Exercise objective – Your task is to gather the lines below that hold the string "nagyobb".

Saved entries –
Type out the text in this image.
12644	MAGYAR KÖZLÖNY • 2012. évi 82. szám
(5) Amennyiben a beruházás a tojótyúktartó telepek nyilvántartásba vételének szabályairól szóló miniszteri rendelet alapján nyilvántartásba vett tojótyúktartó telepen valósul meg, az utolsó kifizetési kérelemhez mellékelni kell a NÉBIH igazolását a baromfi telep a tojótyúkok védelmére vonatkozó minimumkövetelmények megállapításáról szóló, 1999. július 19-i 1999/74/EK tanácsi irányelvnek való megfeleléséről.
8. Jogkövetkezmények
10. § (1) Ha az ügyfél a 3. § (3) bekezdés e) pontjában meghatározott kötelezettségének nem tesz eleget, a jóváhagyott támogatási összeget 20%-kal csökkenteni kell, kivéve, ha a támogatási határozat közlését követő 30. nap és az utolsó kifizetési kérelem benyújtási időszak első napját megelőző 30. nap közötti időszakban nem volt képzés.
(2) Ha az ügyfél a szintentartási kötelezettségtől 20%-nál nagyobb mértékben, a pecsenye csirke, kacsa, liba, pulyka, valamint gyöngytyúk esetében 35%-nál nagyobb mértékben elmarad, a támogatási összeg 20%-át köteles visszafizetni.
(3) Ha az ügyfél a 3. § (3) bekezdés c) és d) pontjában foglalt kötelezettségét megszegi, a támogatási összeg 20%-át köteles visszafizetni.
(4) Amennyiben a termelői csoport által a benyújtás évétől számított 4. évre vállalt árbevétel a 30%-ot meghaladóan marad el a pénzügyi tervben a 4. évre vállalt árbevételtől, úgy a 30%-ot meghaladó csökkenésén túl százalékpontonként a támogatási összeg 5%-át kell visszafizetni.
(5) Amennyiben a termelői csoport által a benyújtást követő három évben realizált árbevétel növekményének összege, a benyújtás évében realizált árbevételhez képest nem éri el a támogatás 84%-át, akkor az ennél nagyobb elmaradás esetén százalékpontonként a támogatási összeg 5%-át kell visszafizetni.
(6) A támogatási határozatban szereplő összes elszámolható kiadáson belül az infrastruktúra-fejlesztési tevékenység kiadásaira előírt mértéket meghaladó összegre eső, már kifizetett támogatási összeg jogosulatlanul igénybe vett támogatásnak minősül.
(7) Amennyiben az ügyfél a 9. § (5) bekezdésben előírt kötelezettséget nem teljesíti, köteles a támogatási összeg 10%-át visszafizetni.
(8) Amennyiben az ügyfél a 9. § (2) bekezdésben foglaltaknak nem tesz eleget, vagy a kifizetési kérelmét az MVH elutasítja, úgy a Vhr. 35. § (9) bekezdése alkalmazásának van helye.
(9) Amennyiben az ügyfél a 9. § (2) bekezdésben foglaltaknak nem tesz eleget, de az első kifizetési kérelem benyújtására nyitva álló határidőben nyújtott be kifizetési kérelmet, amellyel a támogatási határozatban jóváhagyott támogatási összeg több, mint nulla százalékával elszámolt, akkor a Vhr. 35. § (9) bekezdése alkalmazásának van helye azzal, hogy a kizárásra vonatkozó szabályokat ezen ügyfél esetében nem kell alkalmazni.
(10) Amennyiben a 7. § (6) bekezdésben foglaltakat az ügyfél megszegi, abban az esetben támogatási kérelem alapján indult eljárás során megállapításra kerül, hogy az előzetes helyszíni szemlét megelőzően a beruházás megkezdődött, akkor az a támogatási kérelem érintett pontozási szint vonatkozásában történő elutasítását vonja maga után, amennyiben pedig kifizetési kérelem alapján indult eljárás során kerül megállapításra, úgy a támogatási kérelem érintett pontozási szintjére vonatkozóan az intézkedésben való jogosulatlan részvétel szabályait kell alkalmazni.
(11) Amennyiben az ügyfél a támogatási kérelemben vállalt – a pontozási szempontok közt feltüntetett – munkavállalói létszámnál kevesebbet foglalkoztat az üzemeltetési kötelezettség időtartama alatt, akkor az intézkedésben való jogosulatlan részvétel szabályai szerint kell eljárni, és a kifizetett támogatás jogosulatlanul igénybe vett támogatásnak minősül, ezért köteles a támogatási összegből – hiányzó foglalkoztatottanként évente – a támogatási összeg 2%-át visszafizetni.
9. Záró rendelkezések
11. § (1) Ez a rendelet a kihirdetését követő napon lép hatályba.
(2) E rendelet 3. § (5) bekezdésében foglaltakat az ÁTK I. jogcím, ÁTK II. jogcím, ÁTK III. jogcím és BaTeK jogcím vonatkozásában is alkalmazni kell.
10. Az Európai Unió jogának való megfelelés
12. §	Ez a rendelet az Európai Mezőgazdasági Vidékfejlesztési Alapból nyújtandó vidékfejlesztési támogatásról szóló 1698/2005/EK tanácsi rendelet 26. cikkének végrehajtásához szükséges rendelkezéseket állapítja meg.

Output of the exercise –
(2) Ha az ügyfél a szintentartási kötelezettségtől 20%-nál nagyobb mértékben, a pecsenye csirke, kacsa, liba, pulyka, valamint gyöngytyúk esetében 35%-nál nagyobb mértékben elmarad, a támogatási összeg 20%-át köteles visszafizetni.
(5) Amennyiben a termelői csoport által a benyújtást követő három évben realizált árbevétel növekményének összege, a benyújtás évében realizált árbevételhez képest nem éri el a támogatás 84%-át, akkor az ennél nagyobb elmaradás esetén százalékpontonként a támogatási összeg 5%-át kell visszafizetni.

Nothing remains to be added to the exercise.